**SET TASK:**
Each entry should be quoted word for word, including every mark of punctuation.

# # # #

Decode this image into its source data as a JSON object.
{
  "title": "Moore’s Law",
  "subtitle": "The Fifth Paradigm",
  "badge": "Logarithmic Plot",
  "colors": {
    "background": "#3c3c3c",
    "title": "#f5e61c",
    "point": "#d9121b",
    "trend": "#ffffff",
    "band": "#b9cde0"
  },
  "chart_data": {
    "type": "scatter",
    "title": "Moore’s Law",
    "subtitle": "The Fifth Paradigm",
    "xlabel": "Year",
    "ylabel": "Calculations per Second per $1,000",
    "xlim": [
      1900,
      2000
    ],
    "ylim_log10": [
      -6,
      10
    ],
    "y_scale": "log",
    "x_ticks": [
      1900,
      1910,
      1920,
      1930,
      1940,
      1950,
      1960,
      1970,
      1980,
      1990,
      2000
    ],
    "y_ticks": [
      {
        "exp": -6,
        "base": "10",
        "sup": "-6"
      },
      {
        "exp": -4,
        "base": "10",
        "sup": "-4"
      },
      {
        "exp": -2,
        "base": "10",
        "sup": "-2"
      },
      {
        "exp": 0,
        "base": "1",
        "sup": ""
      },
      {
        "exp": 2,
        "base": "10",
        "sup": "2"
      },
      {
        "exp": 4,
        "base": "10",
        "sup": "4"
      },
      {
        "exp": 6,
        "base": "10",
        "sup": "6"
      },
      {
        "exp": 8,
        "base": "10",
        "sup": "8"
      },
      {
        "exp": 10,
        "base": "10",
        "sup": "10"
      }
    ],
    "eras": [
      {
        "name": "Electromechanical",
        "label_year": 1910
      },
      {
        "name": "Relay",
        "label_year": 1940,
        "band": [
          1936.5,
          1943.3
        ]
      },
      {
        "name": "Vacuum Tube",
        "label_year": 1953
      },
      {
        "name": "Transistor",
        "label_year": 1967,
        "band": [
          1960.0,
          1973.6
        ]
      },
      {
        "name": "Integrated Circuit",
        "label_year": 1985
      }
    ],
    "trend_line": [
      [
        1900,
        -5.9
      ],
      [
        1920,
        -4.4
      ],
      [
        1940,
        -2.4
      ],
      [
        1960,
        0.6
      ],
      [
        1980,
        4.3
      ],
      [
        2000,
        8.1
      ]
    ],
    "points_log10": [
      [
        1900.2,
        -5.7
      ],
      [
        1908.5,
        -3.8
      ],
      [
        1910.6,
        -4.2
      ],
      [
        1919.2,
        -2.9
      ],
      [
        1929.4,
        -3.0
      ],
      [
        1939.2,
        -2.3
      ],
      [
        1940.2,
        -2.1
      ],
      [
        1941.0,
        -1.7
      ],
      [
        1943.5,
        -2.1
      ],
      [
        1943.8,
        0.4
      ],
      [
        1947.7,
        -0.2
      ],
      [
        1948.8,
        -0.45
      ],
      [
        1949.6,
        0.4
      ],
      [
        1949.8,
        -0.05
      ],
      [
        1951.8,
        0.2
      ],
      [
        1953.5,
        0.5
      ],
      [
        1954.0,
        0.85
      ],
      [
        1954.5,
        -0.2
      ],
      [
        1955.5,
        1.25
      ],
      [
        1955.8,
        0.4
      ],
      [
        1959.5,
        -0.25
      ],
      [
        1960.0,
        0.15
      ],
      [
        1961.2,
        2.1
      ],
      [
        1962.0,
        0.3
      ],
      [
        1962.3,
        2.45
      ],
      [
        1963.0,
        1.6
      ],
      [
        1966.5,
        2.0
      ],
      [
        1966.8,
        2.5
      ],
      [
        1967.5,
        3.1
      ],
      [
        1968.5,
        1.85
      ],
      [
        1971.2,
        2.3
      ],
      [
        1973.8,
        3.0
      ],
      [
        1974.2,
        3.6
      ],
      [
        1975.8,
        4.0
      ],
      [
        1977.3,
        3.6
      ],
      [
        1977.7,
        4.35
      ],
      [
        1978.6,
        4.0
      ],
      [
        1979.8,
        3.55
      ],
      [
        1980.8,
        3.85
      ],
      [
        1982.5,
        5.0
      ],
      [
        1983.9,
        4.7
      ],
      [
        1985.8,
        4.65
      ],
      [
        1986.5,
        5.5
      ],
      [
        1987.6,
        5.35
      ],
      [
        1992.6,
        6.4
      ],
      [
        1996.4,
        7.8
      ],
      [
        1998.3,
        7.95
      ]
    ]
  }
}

# # # #

**REPLY TO THE TASK:**
Decode this image into its source data as a JSON object.
{
  "title": "Moore’s Law",
  "subtitle": "The Fifth Paradigm",
  "badge": "Logarithmic Plot",
  "colors": {
    "background": "#3c3c3c",
    "title": "#f5e61c",
    "point": "#d9121b",
    "trend": "#ffffff",
    "band": "#b9cde0"
  },
  "chart_data": {
    "type": "scatter",
    "title": "Moore’s Law",
    "subtitle": "The Fifth Paradigm",
    "xlabel": "Year",
    "ylabel": "Calculations per Second per $1,000",
    "xlim": [
      1900,
      2000
    ],
    "ylim_log10": [
      -6,
      10
    ],
    "y_scale": "log",
    "x_ticks": [
      1900,
      1910,
      1920,
      1930,
      1940,
      1950,
      1960,
      1970,
      1980,
      1990,
      2000
    ],
    "y_ticks": [
      {
        "exp": -6,
        "base": "10",
        "sup": "-6"
      },
      {
        "exp": -4,
        "base": "10",
        "sup": "-4"
      },
      {
        "exp": -2,
        "base": "10",
        "sup": "-2"
      },
      {
        "exp": 0,
        "base": "1",
        "sup": ""
      },
      {
        "exp": 2,
        "base": "10",
        "sup": "2"
      },
      {
        "exp": 4,
        "base": "10",
        "sup": "4"
      },
      {
        "exp": 6,
        "base": "10",
        "sup": "6"
      },
      {
        "exp": 8,
        "base": "10",
        "sup": "8"
      },
      {
        "exp": 10,
        "base": "10",
        "sup": "10"
      }
    ],
    "eras": [
      {
        "name": "Electromechanical",
        "label_year": 1910
      },
      {
        "name": "Relay",
        "label_year": 1940,
        "band": [
          1936.5,
          1943.3
        ]
      },
      {
        "name": "Vacuum Tube",
        "label_year": 1953
      },
      {
        "name": "Transistor",
        "label_year": 1967,
        "band": [
          1960.0,
          1973.6
        ]
      },
      {
        "name": "Integrated Circuit",
        "label_year": 1985
      }
    ],
    "trend_line": [
      [
        1900,
        -5.9
      ],
      [
        1920,
        -4.4
      ],
      [
        1940,
        -2.4
      ],
      [
        1960,
        0.6
      ],
      [
        1980,
        4.3
      ],
      [
        2000,
        8.1
      ]
    ],
    "points_log10": [
      [
        1900.2,
        -5.7
      ],
      [
        1908.5,
        -3.8
      ],
      [
        1910.6,
        -4.2
      ],
      [
        1919.2,
        -2.9
      ],
      [
        1929.4,
        -3.0
      ],
      [
        1939.2,
        -2.3
      ],
      [
        1940.2,
        -2.1
      ],
      [
        1941.0,
        -1.7
      ],
      [
        1943.5,
        -2.1
      ],
      [
        1943.8,
        0.4
      ],
      [
        1947.7,
        -0.2
      ],
      [
        1948.8,
        -0.45
      ],
      [
        1949.6,
        0.4
      ],
      [
        1949.8,
        -0.05
      ],
      [
        1951.8,
        0.2
      ],
      [
        1953.5,
        0.5
      ],
      [
        1954.0,
        0.85
      ],
      [
        1954.5,
        -0.2
      ],
      [
        1955.5,
        1.25
      ],
      [
        1955.8,
        0.4
      ],
      [
        1959.5,
        -0.25
      ],
      [
        1960.0,
        0.15
      ],
      [
        1961.2,
        2.1
      ],
      [
        1962.0,
        0.3
      ],
      [
        1962.3,
        2.45
      ],
      [
        1963.0,
        1.6
      ],
      [
        1966.5,
        2.0
      ],
      [
        1966.8,
        2.5
      ],
      [
        1967.5,
        3.1
      ],
      [
        1968.5,
        1.85
      ],
      [
        1971.2,
        2.3
      ],
      [
        1973.8,
        3.0
      ],
      [
        1974.2,
        3.6
      ],
      [
        1975.8,
        4.0
      ],
      [
        1977.3,
        3.6
      ],
      [
        1977.7,
        4.35
      ],
      [
        1978.6,
        4.0
      ],
      [
        1979.8,
        3.55
      ],
      [
        1980.8,
        3.85
      ],
      [
        1982.5,
        5.0
      ],
      [
        1983.9,
        4.7
      ],
      [
        1985.8,
        4.65
      ],
      [
        1986.5,
        5.5
      ],
      [
        1987.6,
        5.35
      ],
      [
        1992.6,
        6.4
      ],
      [
        1996.4,
        7.8
      ],
      [
        1998.3,
        7.95
      ]
    ]
  }
}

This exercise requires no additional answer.